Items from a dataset
# # # #

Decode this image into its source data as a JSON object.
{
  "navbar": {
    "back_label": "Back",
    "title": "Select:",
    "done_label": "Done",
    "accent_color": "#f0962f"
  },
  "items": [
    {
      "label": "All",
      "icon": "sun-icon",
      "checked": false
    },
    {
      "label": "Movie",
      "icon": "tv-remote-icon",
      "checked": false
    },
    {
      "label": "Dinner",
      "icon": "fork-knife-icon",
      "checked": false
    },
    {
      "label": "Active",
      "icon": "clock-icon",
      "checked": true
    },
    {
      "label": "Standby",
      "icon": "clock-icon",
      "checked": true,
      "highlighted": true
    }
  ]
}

# # # #

TASK: Repeat the data above exactly.

ANSWER TO THE TASK:
Decode this image into its source data as a JSON object.
{
  "navbar": {
    "back_label": "Back",
    "title": "Select:",
    "done_label": "Done",
    "accent_color": "#f0962f"
  },
  "items": [
    {
      "label": "All",
      "icon": "sun-icon",
      "checked": false
    },
    {
      "label": "Movie",
      "icon": "tv-remote-icon",
      "checked": false
    },
    {
      "label": "Dinner",
      "icon": "fork-knife-icon",
      "checked": false
    },
    {
      "label": "Active",
      "icon": "clock-icon",
      "checked": true
    },
    {
      "label": "Standby",
      "icon": "clock-icon",
      "checked": true,
      "highlighted": true
    }
  ]
}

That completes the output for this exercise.